◆ PROBLEM DETAILS
Carry on the court opinion about the street stop and frisk that followed a report of shots fired, picking up right after its final sentence.

#### SOURCE

Berry, J.
This appeal involves an investigatory stop and frisk in the context of rapidly unfolding events, commencing with a report of shots fired, fleeing suspects, a fleeting view by an eyewitness yielding only a fragmentary description of the shooter, quickened police patrol of the subject area, followed, within moments, by a stop on the street of a suspect believed to be armed and dangerous and, then, a patfrisk which in fact [551]*551yielded a weapon.1
2The defendant contends that there was not reasonable suspicion to justify the stop and link him, by constitutionally sufficient markings, to the criminal activity of the shots fired in the park. We conclude that the police actions met constitutional measure, and, accordingly, we affirm the denial of the defendant’s motion to suppress.
1. Background precedent to the stop? At approximately 3:24 a.m. on January 9, 1998, the Boston police radio turret broadcast a report of gun shots at the M Street Park in South Boston. The dispatch to cruisers patrolling the area advised of a just-received 911 call from an identified citizen-witness to the gun fire. The dispatcher reported to the cruisers on patrol that a witness, whose residence was directly across the street from the park, had heard, and called the police to report, “shots fired” in the park.3 The bulletin to the cruisers stated that the witness had seen two male suspects dressed in black clothing leaving the park and heading down Second Street in the direction of L Street. The dispatcher immediately directed three cruisers to patrol the area. Officer Young was in one of those cruisers. A different officer, on patrol in a separate cruiser, inquired via radio transmission back to the dispatcher whether the witness was identified and requested confirmation of that point and any further detail that might be garnered. The dispatcher called the witness back and asked for additional information. In a second broadcast, the dispatcher relayed to the cruisers on patrol that the witness saw two males leaving the park, but the witness “couldn’t see any faces, just males dressed in black.”
Two minutes after the initial broadcast, at approximately 3:26 a.m., the turret transmitted another broadcast, reporting that an officer had stopped and frisked a man found on Second Street [552]*552between M Street and L Street. The location of this encounter was approximately 30 yards from the park.4 That officer relayed to the home-base turret, “this kid has no weapon on him so there still might be one or more out there floating around with a gun.” After a brief inquiry and computer check, the officer determined that the youth who had been stopped, identified as Kevin Akerley, was not one of the suspects. Akerley, however, had relevant information and stated he had just seen two men continuing down Second Street in the direction of L Street. This information was also radioed back to the turret and transmitted to the cruisers on patrol.

########
#### ENTRIES

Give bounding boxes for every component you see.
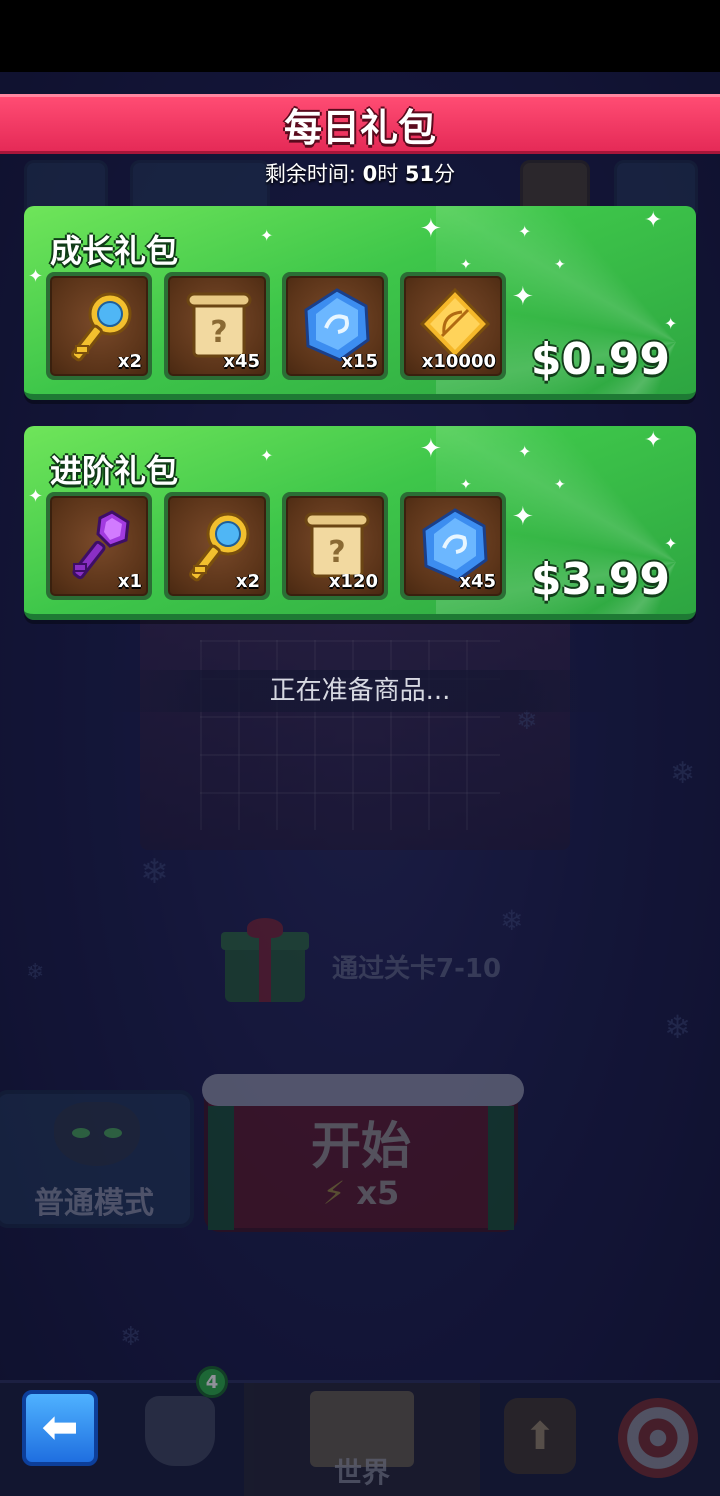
status-bar (0, 0, 720, 72)
pack-item: x45 (400, 492, 506, 600)
pack-price-button[interactable]: $3.99 (531, 554, 670, 605)
sparkle-icon: ✦ (420, 214, 442, 244)
pack-item: x10000 (400, 272, 506, 380)
pack-item: x2 (46, 272, 152, 380)
remaining-time: 剩余时间: 0时 51分 (264, 162, 456, 186)
sparkle-icon: ✦ (518, 222, 532, 241)
sparkle-icon: ✦ (512, 502, 534, 532)
pack-item: ? x45 (164, 272, 270, 380)
item-count: x1 (117, 571, 142, 592)
pack-title: 成长礼包 (50, 232, 179, 270)
sparkle-icon: ✦ (644, 428, 663, 453)
sparkle-icon: ✦ (554, 477, 566, 493)
sparkle-icon: ✦ (664, 534, 678, 553)
item-count: x2 (235, 571, 260, 592)
modal-title-bar: 每日礼包 (0, 94, 720, 154)
sparkle-icon: ✦ (28, 266, 44, 287)
advanced-pack-card[interactable]: ✦ ✦ ✦ ✦ ✦ ✦ ✦ ✦ ✦ 进阶礼包 x1 x2 ? x120 x45 … (24, 426, 696, 620)
sparkle-icon: ✦ (260, 446, 274, 465)
sparkle-icon: ✦ (664, 314, 678, 333)
sparkle-icon: ✦ (644, 208, 663, 233)
item-count: x2 (117, 351, 142, 372)
item-count: x15 (341, 351, 378, 372)
item-count: x10000 (421, 351, 496, 372)
sparkle-icon: ✦ (512, 282, 534, 312)
sparkle-icon: ✦ (28, 486, 44, 507)
svg-text:?: ? (210, 315, 227, 350)
arrow-left-icon: ⬅ (41, 1402, 79, 1453)
sparkle-icon: ✦ (460, 477, 472, 493)
sparkle-icon: ✦ (260, 226, 274, 245)
item-count: x45 (223, 351, 260, 372)
pack-items: x1 x2 ? x120 x45 (46, 492, 506, 600)
pack-item: x2 (164, 492, 270, 600)
sparkle-icon: ✦ (554, 257, 566, 273)
modal-title: 每日礼包 (283, 105, 436, 150)
sparkle-icon: ✦ (460, 257, 472, 273)
growth-pack-card[interactable]: ✦ ✦ ✦ ✦ ✦ ✦ ✦ ✦ ✦ 成长礼包 x2 ? x45 x15 x100… (24, 206, 696, 400)
pack-item: ? x120 (282, 492, 388, 600)
sparkle-icon: ✦ (420, 434, 442, 464)
preparing-status-text: 正在准备商品... (100, 670, 620, 712)
pack-price-button[interactable]: $0.99 (531, 334, 670, 385)
sparkle-icon: ✦ (518, 442, 532, 461)
back-button[interactable]: ⬅ (22, 1390, 98, 1466)
pack-title: 进阶礼包 (50, 452, 179, 490)
pack-items: x2 ? x45 x15 x10000 (46, 272, 506, 380)
item-count: x45 (459, 571, 496, 592)
svg-text:?: ? (328, 535, 345, 570)
item-count: x120 (328, 571, 378, 592)
pack-item: x15 (282, 272, 388, 380)
pack-item: x1 (46, 492, 152, 600)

########

◆ ANSWER TO THE PROBLEM
Officer Young, having heard all of these bulletins, directed his patrol over a grid pattern, cruising the street blocks covering the area of Second Street and its intersecting streets, K Street to I Street, as well as the parallel streets of East Broadway and Third Street. By calibrating the time since the shooting and the distance from the park, Young calculated this segment of the grid would encompass the range that a person could reach from the park. The streets were deserted; Young saw no person within the initial sweep of this several block grid. Then, at approximately 3:36 a.m., twelve minutes after the original bulletin, as Young turned back onto Second Street from I Street, he saw the defendant walking on the left side of Second Street. The defendant was wearing a dark navy blue nylon jacket and blue jeans. This location was approximately one half mile from the park — within the zone reachable by Young’s distance calculations.
Young radioed back to the turret, providing his location and a description of the defendant: “a white male, all dark clothing.” There was a cross-response from another officer: “Bobby, be careful — my guy’s [a reference to the stopped man, Akerley] saying two people ran past him down East 2nd St. That would be probably about where you are now.” The dispatcher requested additional units to assist Officer Young.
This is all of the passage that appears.